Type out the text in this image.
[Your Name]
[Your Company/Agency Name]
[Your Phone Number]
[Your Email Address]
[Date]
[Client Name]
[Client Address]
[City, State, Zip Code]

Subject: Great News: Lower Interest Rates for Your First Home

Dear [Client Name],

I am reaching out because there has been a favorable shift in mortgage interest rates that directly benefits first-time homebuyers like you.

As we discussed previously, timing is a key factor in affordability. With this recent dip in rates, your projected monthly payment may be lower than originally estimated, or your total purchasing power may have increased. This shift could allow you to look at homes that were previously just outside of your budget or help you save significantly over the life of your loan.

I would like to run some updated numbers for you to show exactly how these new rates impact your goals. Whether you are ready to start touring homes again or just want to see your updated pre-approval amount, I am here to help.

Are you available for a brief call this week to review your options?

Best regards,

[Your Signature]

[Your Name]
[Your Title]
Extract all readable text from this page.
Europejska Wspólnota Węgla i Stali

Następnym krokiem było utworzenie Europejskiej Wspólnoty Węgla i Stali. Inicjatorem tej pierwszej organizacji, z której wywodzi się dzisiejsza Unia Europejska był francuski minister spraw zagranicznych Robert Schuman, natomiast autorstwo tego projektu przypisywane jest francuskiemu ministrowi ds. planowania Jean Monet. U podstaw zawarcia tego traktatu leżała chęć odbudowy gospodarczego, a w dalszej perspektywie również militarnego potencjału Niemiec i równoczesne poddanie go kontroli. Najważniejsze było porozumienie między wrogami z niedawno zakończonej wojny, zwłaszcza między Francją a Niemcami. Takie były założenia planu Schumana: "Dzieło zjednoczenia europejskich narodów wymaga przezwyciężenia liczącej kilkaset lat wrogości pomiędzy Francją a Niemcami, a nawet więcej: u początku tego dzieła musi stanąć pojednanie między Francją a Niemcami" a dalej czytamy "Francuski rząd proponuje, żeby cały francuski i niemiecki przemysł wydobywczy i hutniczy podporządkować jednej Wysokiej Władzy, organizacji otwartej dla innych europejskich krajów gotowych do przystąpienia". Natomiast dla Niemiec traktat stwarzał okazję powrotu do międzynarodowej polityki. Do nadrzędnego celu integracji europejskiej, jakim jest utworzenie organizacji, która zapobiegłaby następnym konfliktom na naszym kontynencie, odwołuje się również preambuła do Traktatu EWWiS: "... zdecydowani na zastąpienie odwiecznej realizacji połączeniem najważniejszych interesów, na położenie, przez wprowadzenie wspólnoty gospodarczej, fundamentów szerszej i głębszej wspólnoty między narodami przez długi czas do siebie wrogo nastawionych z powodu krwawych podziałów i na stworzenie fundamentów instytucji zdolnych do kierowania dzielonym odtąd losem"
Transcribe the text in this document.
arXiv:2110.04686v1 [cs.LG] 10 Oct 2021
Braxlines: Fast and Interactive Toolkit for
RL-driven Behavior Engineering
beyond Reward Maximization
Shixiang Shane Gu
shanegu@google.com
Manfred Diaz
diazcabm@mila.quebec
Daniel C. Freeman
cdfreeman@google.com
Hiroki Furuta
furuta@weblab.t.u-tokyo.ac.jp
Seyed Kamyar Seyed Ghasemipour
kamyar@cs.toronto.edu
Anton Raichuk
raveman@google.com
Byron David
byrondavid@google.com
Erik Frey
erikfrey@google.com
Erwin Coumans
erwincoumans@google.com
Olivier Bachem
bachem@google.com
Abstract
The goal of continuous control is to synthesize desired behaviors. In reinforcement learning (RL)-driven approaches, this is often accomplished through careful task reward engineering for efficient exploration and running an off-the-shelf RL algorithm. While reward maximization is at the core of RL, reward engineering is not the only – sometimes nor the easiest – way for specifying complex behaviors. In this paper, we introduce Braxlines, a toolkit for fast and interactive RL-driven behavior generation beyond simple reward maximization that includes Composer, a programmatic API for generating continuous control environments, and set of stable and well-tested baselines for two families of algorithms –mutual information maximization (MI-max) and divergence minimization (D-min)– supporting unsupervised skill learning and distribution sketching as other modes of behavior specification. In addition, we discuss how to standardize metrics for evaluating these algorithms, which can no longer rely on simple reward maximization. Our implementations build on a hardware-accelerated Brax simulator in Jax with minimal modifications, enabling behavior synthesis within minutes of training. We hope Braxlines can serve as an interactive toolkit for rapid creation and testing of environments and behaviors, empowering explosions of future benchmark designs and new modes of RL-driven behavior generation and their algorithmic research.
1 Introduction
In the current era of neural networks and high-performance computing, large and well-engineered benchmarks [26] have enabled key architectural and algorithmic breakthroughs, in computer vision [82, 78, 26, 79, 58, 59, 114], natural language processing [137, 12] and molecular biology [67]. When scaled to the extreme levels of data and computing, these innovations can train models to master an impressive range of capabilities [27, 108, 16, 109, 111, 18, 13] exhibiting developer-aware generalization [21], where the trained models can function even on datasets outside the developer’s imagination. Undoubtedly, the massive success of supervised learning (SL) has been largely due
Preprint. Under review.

* * * * *

Aim of the task: Restate each record exactly as written.

Exercise result:
Type out the text in this image.
[Your Name]
[Your Company/Agency Name]
[Your Phone Number]
[Your Email Address]
[Date]
[Client Name]
[Client Address]
[City, State, Zip Code]

Subject: Great News: Lower Interest Rates for Your First Home

Dear [Client Name],

I am reaching out because there has been a favorable shift in mortgage interest rates that directly benefits first-time homebuyers like you.

As we discussed previously, timing is a key factor in affordability. With this recent dip in rates, your projected monthly payment may be lower than originally estimated, or your total purchasing power may have increased. This shift could allow you to look at homes that were previously just outside of your budget or help you save significantly over the life of your loan.

I would like to run some updated numbers for you to show exactly how these new rates impact your goals. Whether you are ready to start touring homes again or just want to see your updated pre-approval amount, I am here to help.

Are you available for a brief call this week to review your options?

Best regards,

[Your Signature]

[Your Name]
[Your Title]
Extract all readable text from this page.
Europejska Wspólnota Węgla i Stali

Następnym krokiem było utworzenie Europejskiej Wspólnoty Węgla i Stali. Inicjatorem tej pierwszej organizacji, z której wywodzi się dzisiejsza Unia Europejska był francuski minister spraw zagranicznych Robert Schuman, natomiast autorstwo tego projektu przypisywane jest francuskiemu ministrowi ds. planowania Jean Monet. U podstaw zawarcia tego traktatu leżała chęć odbudowy gospodarczego, a w dalszej perspektywie również militarnego potencjału Niemiec i równoczesne poddanie go kontroli. Najważniejsze było porozumienie między wrogami z niedawno zakończonej wojny, zwłaszcza między Francją a Niemcami. Takie były założenia planu Schumana: "Dzieło zjednoczenia europejskich narodów wymaga przezwyciężenia liczącej kilkaset lat wrogości pomiędzy Francją a Niemcami, a nawet więcej: u początku tego dzieła musi stanąć pojednanie między Francją a Niemcami" a dalej czytamy "Francuski rząd proponuje, żeby cały francuski i niemiecki przemysł wydobywczy i hutniczy podporządkować jednej Wysokiej Władzy, organizacji otwartej dla innych europejskich krajów gotowych do przystąpienia". Natomiast dla Niemiec traktat stwarzał okazję powrotu do międzynarodowej polityki. Do nadrzędnego celu integracji europejskiej, jakim jest utworzenie organizacji, która zapobiegłaby następnym konfliktom na naszym kontynencie, odwołuje się również preambuła do Traktatu EWWiS: "... zdecydowani na zastąpienie odwiecznej realizacji połączeniem najważniejszych interesów, na położenie, przez wprowadzenie wspólnoty gospodarczej, fundamentów szerszej i głębszej wspólnoty między narodami przez długi czas do siebie wrogo nastawionych z powodu krwawych podziałów i na stworzenie fundamentów instytucji zdolnych do kierowania dzielonym odtąd losem"
Transcribe the text in this document.
arXiv:2110.04686v1 [cs.LG] 10 Oct 2021
Braxlines: Fast and Interactive Toolkit for
RL-driven Behavior Engineering
beyond Reward Maximization
Shixiang Shane Gu
shanegu@google.com
Manfred Diaz
diazcabm@mila.quebec
Daniel C. Freeman
cdfreeman@google.com
Hiroki Furuta
furuta@weblab.t.u-tokyo.ac.jp
Seyed Kamyar Seyed Ghasemipour
kamyar@cs.toronto.edu
Anton Raichuk
raveman@google.com
Byron David
byrondavid@google.com
Erik Frey
erikfrey@google.com
Erwin Coumans
erwincoumans@google.com
Olivier Bachem
bachem@google.com
Abstract
The goal of continuous control is to synthesize desired behaviors. In reinforcement learning (RL)-driven approaches, this is often accomplished through careful task reward engineering for efficient exploration and running an off-the-shelf RL algorithm. While reward maximization is at the core of RL, reward engineering is not the only – sometimes nor the easiest – way for specifying complex behaviors. In this paper, we introduce Braxlines, a toolkit for fast and interactive RL-driven behavior generation beyond simple reward maximization that includes Composer, a programmatic API for generating continuous control environments, and set of stable and well-tested baselines for two families of algorithms –mutual information maximization (MI-max) and divergence minimization (D-min)– supporting unsupervised skill learning and distribution sketching as other modes of behavior specification. In addition, we discuss how to standardize metrics for evaluating these algorithms, which can no longer rely on simple reward maximization. Our implementations build on a hardware-accelerated Brax simulator in Jax with minimal modifications, enabling behavior synthesis within minutes of training. We hope Braxlines can serve as an interactive toolkit for rapid creation and testing of environments and behaviors, empowering explosions of future benchmark designs and new modes of RL-driven behavior generation and their algorithmic research.
1 Introduction
In the current era of neural networks and high-performance computing, large and well-engineered benchmarks [26] have enabled key architectural and algorithmic breakthroughs, in computer vision [82, 78, 26, 79, 58, 59, 114], natural language processing [137, 12] and molecular biology [67]. When scaled to the extreme levels of data and computing, these innovations can train models to master an impressive range of capabilities [27, 108, 16, 109, 111, 18, 13] exhibiting developer-aware generalization [21], where the trained models can function even on datasets outside the developer’s imagination. Undoubtedly, the massive success of supervised learning (SL) has been largely due
Preprint. Under review.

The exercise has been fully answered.